Stored data entries
[Start of Attachment]

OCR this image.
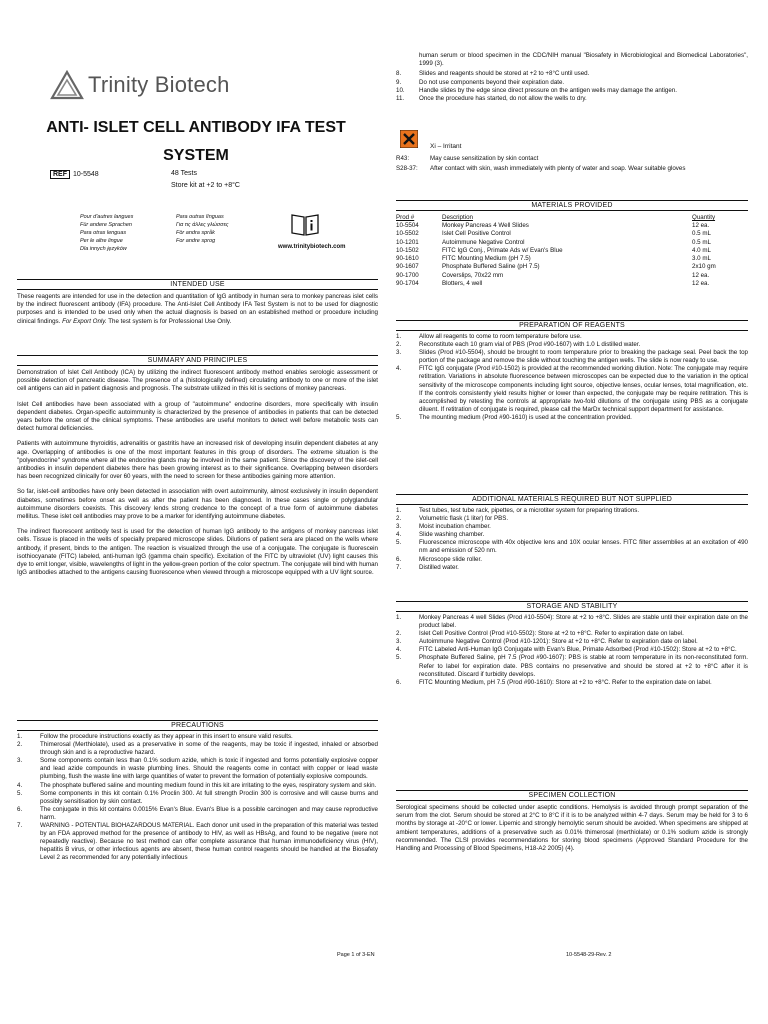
Trinity Biotech
ANTI- ISLET CELL ANTIBODY IFA TEST
SYSTEM
REF 10-5548	48 Tests
Store kit at +2 to +8°C
Pour d'autres langues
Für andere Sprachen
Para otras lenguas
Per le altre lingue
Dla innych języków
Para outras línguas
Για τις άλλες γλώσσες
För andra språk
For andre sprog
www.trinitybiotech.com
INTENDED USE

These reagents are intended for use in the detection and quantitation of IgG antibody in human sera to monkey pancreas islet cells by the indirect fluorescent antibody (IFA) procedure. The Anti-Islet Cell Antibody IFA Test System is not to be used for diagnostic purposes and is intended to be used only when the actual diagnosis is based on an established method or procedure including clinical findings. For Export Only. The test system is for Professional Use Only.

SUMMARY AND PRINCIPLES

Demonstration of Islet Cell Antibody (ICA) by utilizing the indirect fluorescent antibody method enables serologic assessment or possible detection of pancreatic disease. The presence of a (histologically defined) circulating antibody to one or more of the islet cell antigens can aid in patient diagnosis and prognosis. The substrate utilized in this kit is sections of monkey pancreas.

Islet Cell antibodies have been associated with a group of "autoimmune" endocrine disorders, more specifically with insulin dependent diabetes. Organ-specific autoimmunity is characterized by the presence of antibodies in patients that can be detected years before the onset of the clinical symptoms. These antibodies are useful monitors to detect well before metabolic tests can detect humoral deficiencies.

Patients with autoimmune thyroiditis, adrenalitis or gastritis have an increased risk of developing insulin dependent diabetes at any age. Overlapping of antibodies is one of the most important features in this group of disorders. The extreme situation is the "polyendocrine" syndrome where all the endocrine glands may be involved in the same patient. Since the discovery of the islet-cell antibodies in insulin dependent diabetes there has been growing interest as to their significance. Overlapping between disorders has been recognized clinically for over 60 years, with the need to screen for these antibodies gaining more attention.

So far, islet-cell antibodies have only been detected in association with overt autoimmunity, almost exclusively in insulin dependent diabetes, sometimes before onset as well as after the patient has been diagnosed. In these cases single or polyglandular autoimmune disorders coexists. This discovery lends strong credence to the concept of a true form of autoimmune diabetes mellitus. These islet cell antibodies may prove to be a marker for identifying autoimmune diabetes.

The indirect fluorescent antibody test is used for the detection of human IgG antibody to the antigens of monkey pancreas islet cells. Tissue is placed in the wells of specially prepared microscope slides. Dilutions of patient sera are placed on the wells where antibody, if present, binds to the antigen. The reaction is visualized through the use of a conjugate. The conjugate is fluorescein isothiocyanate (FITC) labeled, anti-human IgG (gamma chain specific). Excitation of the FITC by ultraviolet (UV) light causes this dye to emit longer, visible, wavelengths of light in the yellow-green portion of the color spectrum. The conjugate will bind with human IgG antibodies attached to the antigens causing fluorescence when viewed through a microscope equipped with a UV light source.

PRECAUTIONS
1.	Follow the procedure instructions exactly as they appear in this insert to ensure valid results.
2.	Thimerosal (Merthiolate), used as a preservative in some of the reagents, may be toxic if ingested, inhaled or absorbed through skin and is a reproductive hazard.
3.	Some components contain less than 0.1% sodium azide, which is toxic if ingested and forms potentially explosive copper and lead azide compounds in waste plumbing lines. Should the reagents come in contact with copper or lead waste plumbing, flush the waste line with large quantities of water to prevent the formation of potentially explosive compounds.
4.	The phosphate buffered saline and mounting medium found in this kit are irritating to the eyes, respiratory system and skin.
5.	Some components in this kit contain 0.1% Proclin 300. At full strength Proclin 300 is corrosive and will cause burns and possibly sensitisation by skin contact.
6.	The conjugate in this kit contains 0.0015% Evan's Blue. Evan's Blue is a possible carcinogen and may cause reproductive harm.
7.	WARNING - POTENTIAL BIOHAZARDOUS MATERIAL. Each donor unit used in the preparation of this material was tested by an FDA approved method for the presence of antibody to HIV, as well as HBsAg, and found to be negative (were not repeatedly reactive). Because no test method can offer complete assurance that human immunodeficiency virus (HIV), hepatitis B virus, or other infectious agents are absent, these human control reagents should be handled at the Biosafety Level 2 as recommended for any potentially infectious
Page 1 of 3-EN

human serum or blood specimen in the CDC/NIH manual "Biosafety in Microbiological and Biomedical Laboratories", 1999 (3).

8.	Slides and reagents should be stored at +2 to +8°C until used.
9.	Do not use components beyond their expiration date.
10.	Handle slides by the edge since direct pressure on the antigen wells may damage the antigen.
11.	Once the procedure has started, do not allow the wells to dry.
Xi – Irritant
R43:	May cause sensitization by skin contact
S28-37:	After contact with skin, wash immediately with plenty of water and soap. Wear suitable gloves
MATERIALS PROVIDED
Prod #	Description	Quantity
10-5504	Monkey Pancreas 4 Well Slides	12 ea.
10-5502	Islet Cell Positive Control	0.5 mL
10-1201	Autoimmune Negative Control	0.5 mL
10-1502	FITC IgG Conj., Primate Ads w/ Evan's Blue	4.0 mL
90-1610	FITC Mounting Medium (pH 7.5)	3.0 mL
90-1607	Phosphate Buffered Saline (pH 7.5)	2x10 gm
90-1700	Coverslips, 70x22 mm	12 ea.
90-1704	Blotters, 4 well	12 ea.
PREPARATION OF REAGENTS
1.	Allow all reagents to come to room temperature before use.
2.	Reconstitute each 10 gram vial of PBS (Prod #90-1607) with 1.0 L distilled water.
3.	Slides (Prod #10-5504), should be brought to room temperature prior to breaking the package seal. Peel back the top portion of the package and remove the slide without touching the antigen wells. The slide is now ready to use.
4.	FITC IgG conjugate (Prod #10-1502) is provided at the recommended working dilution. Note: The conjugate may require retitration. Variations in absolute fluorescence between microscopes can be expected due to the variation in the optical sensitivity of the microscope components including light source, objective lenses, ocular lenses, total magnification, etc. If the controls consistently yield results higher or lower than expected, the conjugate may be require retitration. This is accomplished by retesting the controls at appropriate two-fold dilutions of the conjugate using PBS as a conjugate diluent. If retitration of conjugate is required, please call the MarDx technical support department for assistance.
5.	The mounting medium (Prod #90-1610) is used at the concentration provided.
ADDITIONAL MATERIALS REQUIRED BUT NOT SUPPLIED
1.	Test tubes, test tube rack, pipettes, or a microtiter system for preparing titrations.
2.	Volumetric flask (1 liter) for PBS.
3.	Moist incubation chamber.
4.	Slide washing chamber.
5.	Fluorescence microscope with 40x objective lens and 10X ocular lenses. FITC filter assemblies at an excitation of 490 nm and emission of 520 nm.
6.	Microscope slide roller.
7.	Distilled water.
STORAGE AND STABILITY
1.	Monkey Pancreas 4 well Slides (Prod #10-5504): Store at +2 to +8°C. Slides are stable until their expiration date on the product label.
2.	Islet Cell Positive Control (Prod #10-5502): Store at +2 to +8°C. Refer to expiration date on label.
3.	Autoimmune Negative Control (Prod #10-1201): Store at +2 to +8°C. Refer to expiration date on label.
4.	FITC Labeled Anti-Human IgG Conjugate with Evan's Blue, Primate Adsorbed (Prod #10-1502): Store at +2 to +8°C.
5.	Phosphate Buffered Saline, pH 7.5 (Prod #90-1607): PBS is stable at room temperature in its non-reconstituted form. Refer to label for expiration date. PBS contains no preservative and should be stored at +2 to +8°C after it is reconstituted. Discard if turbidity develops.
6.	FITC Mounting Medium, pH 7.5 (Prod #90-1610): Store at +2 to +8°C. Refer to the expiration date on label.
SPECIMEN COLLECTION

Serological specimens should be collected under aseptic conditions. Hemolysis is avoided through prompt separation of the serum from the clot. Serum should be stored at 2°C to 8°C if it is to be analyzed within 4-7 days. Serum may be held for 3 to 6 months by storage at -20°C or lower. Lipemic and strongly hemolytic serum should be avoided. When specimens are shipped at ambient temperatures, additions of a preservative such as 0.01% thimerosal (merthiolate) or 0.1% sodium azide is strongly recommended. The CLSI provides recommendations for storing blood specimens (Approved Standard Procedure for the Handling and Processing of Blood Specimens, H18-A2 2005) (4).

10-5548-29-Rev. 2
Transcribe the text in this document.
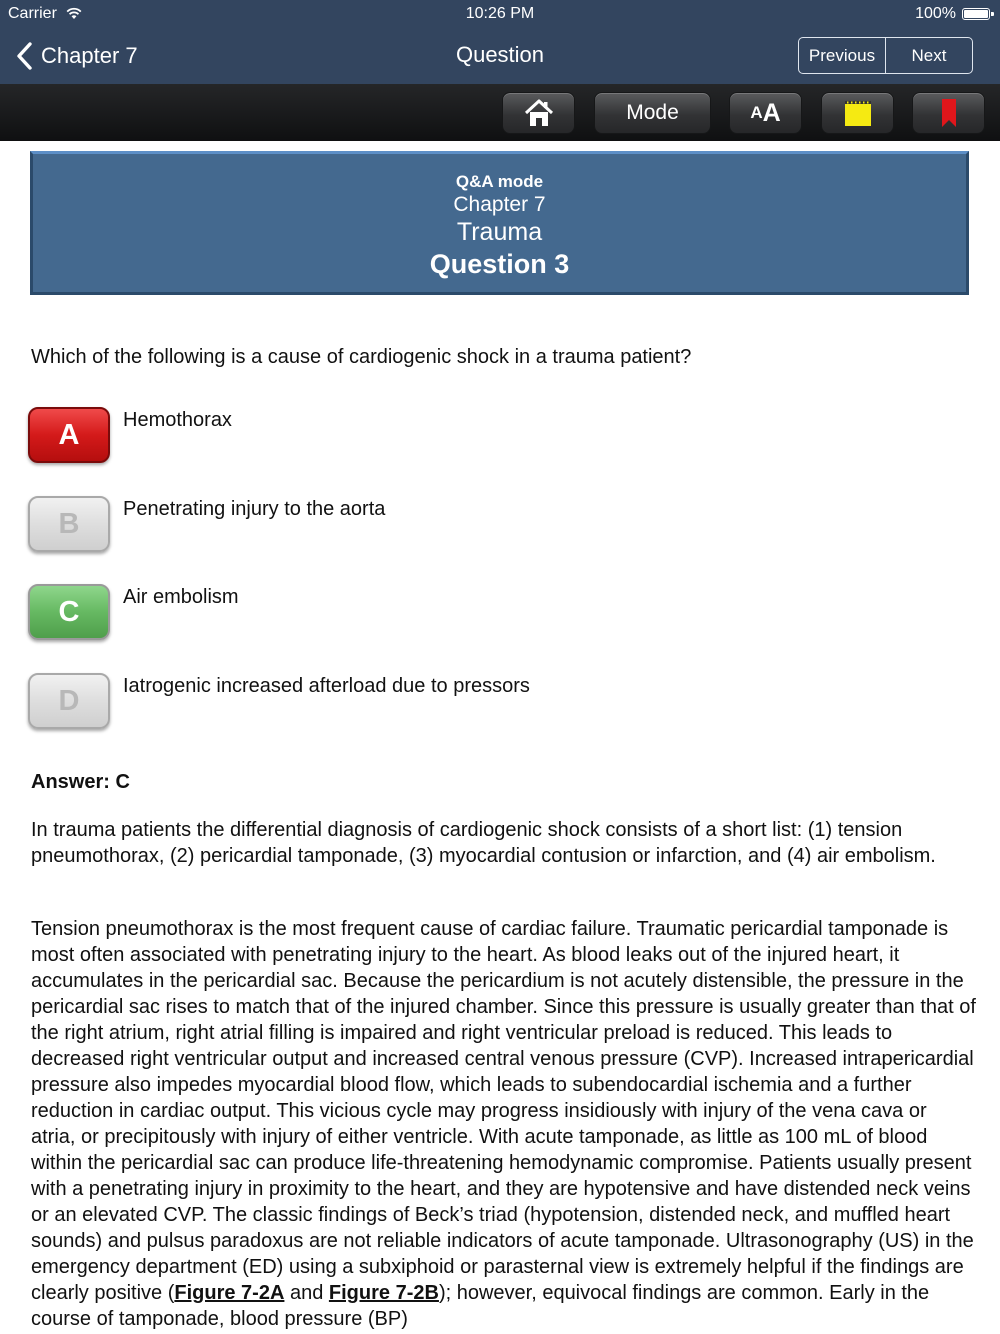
Carrier	10:26 PM	100%
Chapter 7	Question	Previous	Next
Mode	A A
Q&A mode
Chapter 7
Trauma
Question 3
Which of the following is a cause of cardiogenic shock in a trauma patient?
A	Hemothorax
B	Penetrating injury to the aorta
C	Air embolism
D	Iatrogenic increased afterload due to pressors
Answer: C
In trauma patients the differential diagnosis of cardiogenic shock consists of a short list: (1) tension pneumothorax, (2) pericardial tamponade, (3) myocardial contusion or infarction, and (4) air embolism.
Tension pneumothorax is the most frequent cause of cardiac failure. Traumatic pericardial tamponade is most often associated with penetrating injury to the heart. As blood leaks out of the injured heart, it accumulates in the pericardial sac. Because the pericardium is not acutely distensible, the pressure in the pericardial sac rises to match that of the injured chamber. Since this pressure is usually greater than that of the right atrium, right atrial filling is impaired and right ventricular preload is reduced. This leads to decreased right ventricular output and increased central venous pressure (CVP). Increased intrapericardial pressure also impedes myocardial blood flow, which leads to subendocardial ischemia and a further reduction in cardiac output. This vicious cycle may progress insidiously with injury of the vena cava or atria, or precipitously with injury of either ventricle. With acute tamponade, as little as 100 mL of blood within the pericardial sac can produce life-threatening hemodynamic compromise. Patients usually present with a penetrating injury in proximity to the heart, and they are hypotensive and have distended neck veins or an elevated CVP. The classic findings of Beck’s triad (hypotension, distended neck, and muffled heart sounds) and pulsus paradoxus are not reliable indicators of acute tamponade. Ultrasonography (US) in the emergency department (ED) using a subxiphoid or parasternal view is extremely helpful if the findings are clearly positive (Figure 7-2A and Figure 7-2B); however, equivocal findings are common. Early in the course of tamponade, blood pressure (BP)
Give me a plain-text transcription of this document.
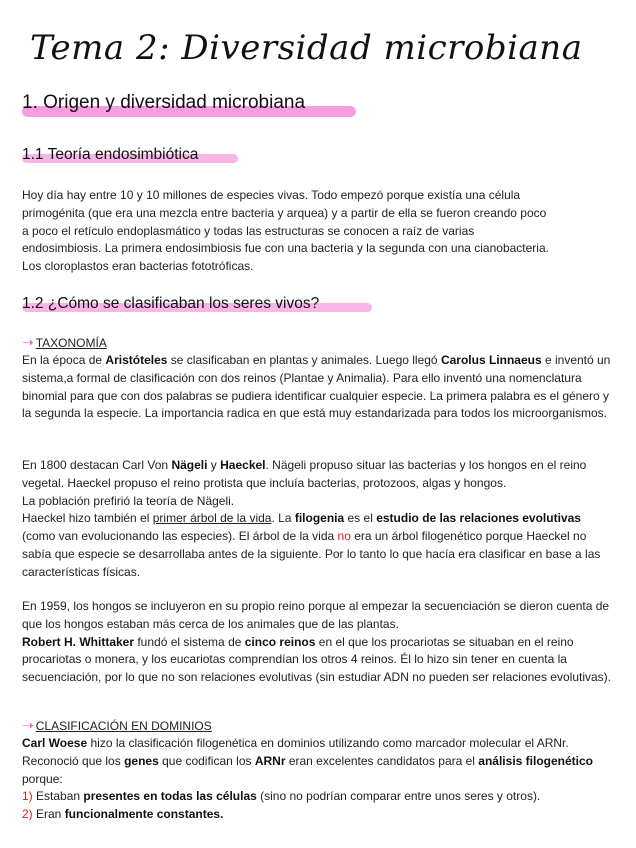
Tema 2: Diversidad microbiana
1. Origen y diversidad microbiana
1.1 Teoría endosimbiótica

Hoy día hay entre 10 y 10 millones de especies vivas. Todo empezó porque existía una célula

primogénita (que era una mezcla entre bacteria y arquea) y a partir de ella se fueron creando poco

a poco el retículo endoplasmático y todas las estructuras se conocen a raíz de varias

endosimbiosis. La primera endosimbiosis fue con una bacteria y la segunda con una cianobacteria.

Los cloroplastos eran bacterias fototróficas.

1.2 ¿Cómo se clasificaban los seres vivos?
➝ TAXONOMÍA

En la época de Aristóteles se clasificaban en plantas y animales. Luego llegó Carolus Linnaeus e inventó un sistema,a formal de clasificación con dos reinos (Plantae y Animalia). Para ello inventó una nomenclatura binomial para que con dos palabras se pudiera identificar cualquier especie. La primera palabra es el género y la segunda la especie. La importancia radica en que está muy estandarizada para todos los microorganismos.

En 1800 destacan Carl Von Nägeli y Haeckel. Nägeli propuso situar las bacterias y los hongos en el reino vegetal. Haeckel propuso el reino protista que incluía bacterias, protozoos, algas y hongos.

La población prefirió la teoría de Nägeli.

Haeckel hizo también el primer árbol de la vida. La filogenia es el estudio de las relaciones evolutivas (como van evolucionando las especies). El árbol de la vida no era un árbol filogenético porque Haeckel no sabía que especie se desarrollaba antes de la siguiente. Por lo tanto lo que hacía era clasificar en base a las características físicas.

En 1959, los hongos se incluyeron en su propio reino porque al empezar la secuenciación se dieron cuenta de que los hongos estaban más cerca de los animales que de las plantas.

Robert H. Whittaker fundó el sistema de cinco reinos en el que los procariotas se situaban en el reino procariotas o monera, y los eucariotas comprendían los otros 4 reinos. Él lo hizo sin tener en cuenta la secuenciación, por lo que no son relaciones evolutivas (sin estudiar ADN no pueden ser relaciones evolutivas).

➝ CLASIFICACIÓN EN DOMINIOS

Carl Woese hizo la clasificación filogenética en dominios utilizando como marcador molecular el ARNr. Reconoció que los genes que codifican los ARNr eran excelentes candidatos para el análisis filogenético porque:

1) Estaban presentes en todas las células (sino no podrían comparar entre unos seres y otros).

2) Eran funcionalmente constantes.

[End of Attachment]

What the exercise asks » Filter the entries above down to the lines that hold the word "room", and copy those lines.

Worked solution »
1.	Allow all reagents to come to room temperature before use.
3.	Slides (Prod #10-5504), should be brought to room temperature prior to breaking the package seal. Peel back the top portion of the package and remove the slide without touching the antigen wells. The slide is now ready to use.
5.	Phosphate Buffered Saline, pH 7.5 (Prod #90-1607): PBS is stable at room temperature in its non-reconstituted form. Refer to label for expiration date. PBS contains no preservative and should be stored at +2 to +8°C after it is reconstituted. Discard if turbidity develops.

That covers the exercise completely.